→ **WORK REQUIRED**:
Repeat every line of the material, character for character.

(Dataset items)
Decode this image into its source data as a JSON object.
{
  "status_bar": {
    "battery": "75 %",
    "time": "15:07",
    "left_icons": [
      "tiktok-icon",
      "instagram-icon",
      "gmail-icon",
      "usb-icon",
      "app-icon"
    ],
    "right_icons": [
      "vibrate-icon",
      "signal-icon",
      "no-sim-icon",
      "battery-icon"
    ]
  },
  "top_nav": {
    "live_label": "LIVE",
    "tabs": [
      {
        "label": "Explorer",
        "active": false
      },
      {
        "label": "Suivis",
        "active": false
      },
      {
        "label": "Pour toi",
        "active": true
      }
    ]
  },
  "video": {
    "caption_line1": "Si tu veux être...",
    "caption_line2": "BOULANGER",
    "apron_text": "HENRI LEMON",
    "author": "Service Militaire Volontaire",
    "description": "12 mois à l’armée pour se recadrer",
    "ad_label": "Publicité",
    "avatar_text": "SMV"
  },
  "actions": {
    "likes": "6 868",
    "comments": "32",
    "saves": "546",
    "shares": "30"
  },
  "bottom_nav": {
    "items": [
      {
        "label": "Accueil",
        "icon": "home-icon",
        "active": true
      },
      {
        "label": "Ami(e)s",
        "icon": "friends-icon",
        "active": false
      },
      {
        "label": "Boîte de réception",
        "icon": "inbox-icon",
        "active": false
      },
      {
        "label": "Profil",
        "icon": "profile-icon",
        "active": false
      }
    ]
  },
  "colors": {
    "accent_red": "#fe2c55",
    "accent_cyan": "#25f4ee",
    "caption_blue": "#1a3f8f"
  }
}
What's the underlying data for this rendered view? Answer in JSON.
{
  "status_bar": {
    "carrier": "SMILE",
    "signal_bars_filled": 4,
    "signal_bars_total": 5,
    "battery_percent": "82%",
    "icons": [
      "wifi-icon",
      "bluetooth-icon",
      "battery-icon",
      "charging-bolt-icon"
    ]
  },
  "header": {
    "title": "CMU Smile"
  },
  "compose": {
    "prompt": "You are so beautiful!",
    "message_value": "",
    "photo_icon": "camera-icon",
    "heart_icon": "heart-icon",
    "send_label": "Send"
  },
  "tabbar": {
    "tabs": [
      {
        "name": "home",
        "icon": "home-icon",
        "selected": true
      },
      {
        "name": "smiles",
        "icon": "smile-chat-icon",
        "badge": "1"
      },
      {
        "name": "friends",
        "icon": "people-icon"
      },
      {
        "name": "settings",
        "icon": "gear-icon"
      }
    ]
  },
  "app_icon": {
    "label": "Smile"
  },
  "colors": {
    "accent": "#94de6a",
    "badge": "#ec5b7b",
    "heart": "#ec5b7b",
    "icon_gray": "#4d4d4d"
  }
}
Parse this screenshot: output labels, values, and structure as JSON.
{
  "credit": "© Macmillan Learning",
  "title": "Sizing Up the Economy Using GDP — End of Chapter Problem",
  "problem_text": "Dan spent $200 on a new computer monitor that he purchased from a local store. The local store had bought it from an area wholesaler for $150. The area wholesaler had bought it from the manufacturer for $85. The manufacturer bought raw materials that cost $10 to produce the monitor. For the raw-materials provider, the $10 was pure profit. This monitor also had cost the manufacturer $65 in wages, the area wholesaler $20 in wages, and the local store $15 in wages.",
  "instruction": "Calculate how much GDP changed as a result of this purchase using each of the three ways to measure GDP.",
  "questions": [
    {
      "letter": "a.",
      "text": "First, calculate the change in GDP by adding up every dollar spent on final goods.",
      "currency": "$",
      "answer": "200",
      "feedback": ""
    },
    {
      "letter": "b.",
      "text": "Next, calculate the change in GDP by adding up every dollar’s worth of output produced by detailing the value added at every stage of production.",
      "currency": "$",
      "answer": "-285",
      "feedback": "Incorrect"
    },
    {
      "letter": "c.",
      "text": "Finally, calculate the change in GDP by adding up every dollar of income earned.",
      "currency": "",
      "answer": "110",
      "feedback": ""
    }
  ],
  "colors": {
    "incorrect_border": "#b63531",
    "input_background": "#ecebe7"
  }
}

→ **ANSWER TO THIS EXERCISE**:
Decode this image into its source data as a JSON object.
{
  "status_bar": {
    "battery": "75 %",
    "time": "15:07",
    "left_icons": [
      "tiktok-icon",
      "instagram-icon",
      "gmail-icon",
      "usb-icon",
      "app-icon"
    ],
    "right_icons": [
      "vibrate-icon",
      "signal-icon",
      "no-sim-icon",
      "battery-icon"
    ]
  },
  "top_nav": {
    "live_label": "LIVE",
    "tabs": [
      {
        "label": "Explorer",
        "active": false
      },
      {
        "label": "Suivis",
        "active": false
      },
      {
        "label": "Pour toi",
        "active": true
      }
    ]
  },
  "video": {
    "caption_line1": "Si tu veux être...",
    "caption_line2": "BOULANGER",
    "apron_text": "HENRI LEMON",
    "author": "Service Militaire Volontaire",
    "description": "12 mois à l’armée pour se recadrer",
    "ad_label": "Publicité",
    "avatar_text": "SMV"
  },
  "actions": {
    "likes": "6 868",
    "comments": "32",
    "saves": "546",
    "shares": "30"
  },
  "bottom_nav": {
    "items": [
      {
        "label": "Accueil",
        "icon": "home-icon",
        "active": true
      },
      {
        "label": "Ami(e)s",
        "icon": "friends-icon",
        "active": false
      },
      {
        "label": "Boîte de réception",
        "icon": "inbox-icon",
        "active": false
      },
      {
        "label": "Profil",
        "icon": "profile-icon",
        "active": false
      }
    ]
  },
  "colors": {
    "accent_red": "#fe2c55",
    "accent_cyan": "#25f4ee",
    "caption_blue": "#1a3f8f"
  }
}
What's the underlying data for this rendered view? Answer in JSON.
{
  "status_bar": {
    "carrier": "SMILE",
    "signal_bars_filled": 4,
    "signal_bars_total": 5,
    "battery_percent": "82%",
    "icons": [
      "wifi-icon",
      "bluetooth-icon",
      "battery-icon",
      "charging-bolt-icon"
    ]
  },
  "header": {
    "title": "CMU Smile"
  },
  "compose": {
    "prompt": "You are so beautiful!",
    "message_value": "",
    "photo_icon": "camera-icon",
    "heart_icon": "heart-icon",
    "send_label": "Send"
  },
  "tabbar": {
    "tabs": [
      {
        "name": "home",
        "icon": "home-icon",
        "selected": true
      },
      {
        "name": "smiles",
        "icon": "smile-chat-icon",
        "badge": "1"
      },
      {
        "name": "friends",
        "icon": "people-icon"
      },
      {
        "name": "settings",
        "icon": "gear-icon"
      }
    ]
  },
  "app_icon": {
    "label": "Smile"
  },
  "colors": {
    "accent": "#94de6a",
    "badge": "#ec5b7b",
    "heart": "#ec5b7b",
    "icon_gray": "#4d4d4d"
  }
}
Parse this screenshot: output labels, values, and structure as JSON.
{
  "credit": "© Macmillan Learning",
  "title": "Sizing Up the Economy Using GDP — End of Chapter Problem",
  "problem_text": "Dan spent $200 on a new computer monitor that he purchased from a local store. The local store had bought it from an area wholesaler for $150. The area wholesaler had bought it from the manufacturer for $85. The manufacturer bought raw materials that cost $10 to produce the monitor. For the raw-materials provider, the $10 was pure profit. This monitor also had cost the manufacturer $65 in wages, the area wholesaler $20 in wages, and the local store $15 in wages.",
  "instruction": "Calculate how much GDP changed as a result of this purchase using each of the three ways to measure GDP.",
  "questions": [
    {
      "letter": "a.",
      "text": "First, calculate the change in GDP by adding up every dollar spent on final goods.",
      "currency": "$",
      "answer": "200",
      "feedback": ""
    },
    {
      "letter": "b.",
      "text": "Next, calculate the change in GDP by adding up every dollar’s worth of output produced by detailing the value added at every stage of production.",
      "currency": "$",
      "answer": "-285",
      "feedback": "Incorrect"
    },
    {
      "letter": "c.",
      "text": "Finally, calculate the change in GDP by adding up every dollar of income earned.",
      "currency": "",
      "answer": "110",
      "feedback": ""
    }
  ],
  "colors": {
    "incorrect_border": "#b63531",
    "input_background": "#ecebe7"
  }
}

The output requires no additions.